Recently, we were honored to be selected as a host location for the National Air Transportation Association (NATA) General Aviation Advancing America meeting. The meeting was one in a series of events being held by NATA at various locations across the country to promote and advance the awareness of airports as runways for economic development, job recovery and emergency response.

With masks, hand sanitizer and safe social distancing protocol in place, the meeting was held in our hangar. Ryan Waguespack, NATA Senior Vice President, facilitated the town hall meeting held in an informal Q&A style to encourage dialogue between the industry and its stakeholders.

The small, but impressive group of about twenty attendees included representatives from education, business, and government who all had an interest in aviation in the region.
⁂
* _Task details_:
Can you quote the text above about the NATA General Aviation Advancing America meeting word for word, from start to finish?
⁂
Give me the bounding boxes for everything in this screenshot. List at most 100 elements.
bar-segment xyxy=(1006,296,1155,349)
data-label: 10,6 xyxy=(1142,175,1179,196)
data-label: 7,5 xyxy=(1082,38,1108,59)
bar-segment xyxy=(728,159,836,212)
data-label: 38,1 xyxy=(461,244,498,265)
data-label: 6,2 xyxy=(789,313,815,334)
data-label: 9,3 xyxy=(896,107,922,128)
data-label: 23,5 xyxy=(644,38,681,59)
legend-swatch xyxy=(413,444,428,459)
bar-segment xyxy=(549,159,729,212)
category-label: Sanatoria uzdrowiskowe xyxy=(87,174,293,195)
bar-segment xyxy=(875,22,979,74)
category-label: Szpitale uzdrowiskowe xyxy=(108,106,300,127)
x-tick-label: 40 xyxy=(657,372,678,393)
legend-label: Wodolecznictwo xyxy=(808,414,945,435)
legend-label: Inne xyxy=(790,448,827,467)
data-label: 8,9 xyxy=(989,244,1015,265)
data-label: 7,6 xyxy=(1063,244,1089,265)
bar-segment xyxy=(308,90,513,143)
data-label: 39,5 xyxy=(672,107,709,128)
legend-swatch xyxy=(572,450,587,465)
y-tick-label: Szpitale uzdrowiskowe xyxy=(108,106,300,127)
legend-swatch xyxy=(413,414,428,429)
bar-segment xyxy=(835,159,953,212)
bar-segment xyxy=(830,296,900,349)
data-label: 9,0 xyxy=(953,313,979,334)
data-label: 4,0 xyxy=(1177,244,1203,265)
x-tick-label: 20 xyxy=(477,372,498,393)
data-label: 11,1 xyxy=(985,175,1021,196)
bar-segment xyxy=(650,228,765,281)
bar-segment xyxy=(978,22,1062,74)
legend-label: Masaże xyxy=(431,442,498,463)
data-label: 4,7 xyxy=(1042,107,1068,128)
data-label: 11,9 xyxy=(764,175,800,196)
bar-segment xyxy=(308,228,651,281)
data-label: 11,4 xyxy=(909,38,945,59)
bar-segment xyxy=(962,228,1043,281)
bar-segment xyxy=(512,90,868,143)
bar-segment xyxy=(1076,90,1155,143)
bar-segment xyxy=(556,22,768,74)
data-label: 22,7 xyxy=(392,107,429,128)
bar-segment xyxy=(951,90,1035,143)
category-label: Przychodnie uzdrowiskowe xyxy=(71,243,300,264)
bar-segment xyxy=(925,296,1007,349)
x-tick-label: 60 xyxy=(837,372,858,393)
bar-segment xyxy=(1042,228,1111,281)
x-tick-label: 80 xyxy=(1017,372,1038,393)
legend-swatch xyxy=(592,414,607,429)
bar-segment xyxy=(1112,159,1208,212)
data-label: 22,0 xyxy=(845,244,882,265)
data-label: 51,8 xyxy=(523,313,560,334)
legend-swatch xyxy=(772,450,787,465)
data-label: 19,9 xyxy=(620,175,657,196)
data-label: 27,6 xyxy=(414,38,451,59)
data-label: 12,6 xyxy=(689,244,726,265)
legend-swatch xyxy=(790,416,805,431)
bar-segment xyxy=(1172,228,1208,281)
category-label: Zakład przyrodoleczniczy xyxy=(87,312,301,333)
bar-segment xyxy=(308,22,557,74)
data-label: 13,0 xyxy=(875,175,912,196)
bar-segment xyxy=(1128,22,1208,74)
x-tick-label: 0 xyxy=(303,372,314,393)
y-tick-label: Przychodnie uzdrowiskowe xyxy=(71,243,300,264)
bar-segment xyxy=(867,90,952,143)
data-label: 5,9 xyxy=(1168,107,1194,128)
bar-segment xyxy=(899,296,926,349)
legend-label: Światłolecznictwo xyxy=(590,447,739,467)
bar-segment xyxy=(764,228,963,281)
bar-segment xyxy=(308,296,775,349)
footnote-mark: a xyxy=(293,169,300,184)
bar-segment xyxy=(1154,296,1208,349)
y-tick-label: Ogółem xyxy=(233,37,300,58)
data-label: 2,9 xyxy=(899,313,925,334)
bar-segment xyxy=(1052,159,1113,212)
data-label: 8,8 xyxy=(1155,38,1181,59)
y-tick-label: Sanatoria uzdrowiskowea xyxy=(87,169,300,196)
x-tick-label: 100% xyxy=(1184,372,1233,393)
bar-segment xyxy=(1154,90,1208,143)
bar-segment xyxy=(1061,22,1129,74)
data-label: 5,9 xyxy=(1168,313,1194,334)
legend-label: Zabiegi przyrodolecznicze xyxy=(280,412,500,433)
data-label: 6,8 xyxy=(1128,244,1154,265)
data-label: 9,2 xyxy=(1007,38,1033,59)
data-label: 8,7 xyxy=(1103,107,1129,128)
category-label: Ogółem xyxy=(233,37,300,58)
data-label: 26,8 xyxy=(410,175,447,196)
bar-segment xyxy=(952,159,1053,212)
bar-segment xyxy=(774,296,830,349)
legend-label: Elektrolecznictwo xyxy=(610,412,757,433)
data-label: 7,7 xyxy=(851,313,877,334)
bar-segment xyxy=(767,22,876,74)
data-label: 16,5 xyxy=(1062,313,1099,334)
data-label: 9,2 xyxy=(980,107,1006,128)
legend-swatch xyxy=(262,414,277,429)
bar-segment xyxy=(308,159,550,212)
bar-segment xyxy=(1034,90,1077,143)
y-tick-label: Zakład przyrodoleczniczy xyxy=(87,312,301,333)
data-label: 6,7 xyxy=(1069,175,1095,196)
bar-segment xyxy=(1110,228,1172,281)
⁂
* _Task response_:
Recently, we were honored to be selected as a host location for the National Air Transportation Association (NATA) General Aviation Advancing America meeting. The meeting was one in a series of events being held by NATA at various locations across the country to promote and advance the awareness of airports as runways for economic development, job recovery and emergency response.

With masks, hand sanitizer and safe social distancing protocol in place, the meeting was held in our hangar. Ryan Waguespack, NATA Senior Vice President, facilitated the town hall meeting held in an informal Q&A style to encourage dialogue between the industry and its stakeholders.

The small, but impressive group of about twenty attendees included representatives from education, business, and government who all had an interest in aviation in the region.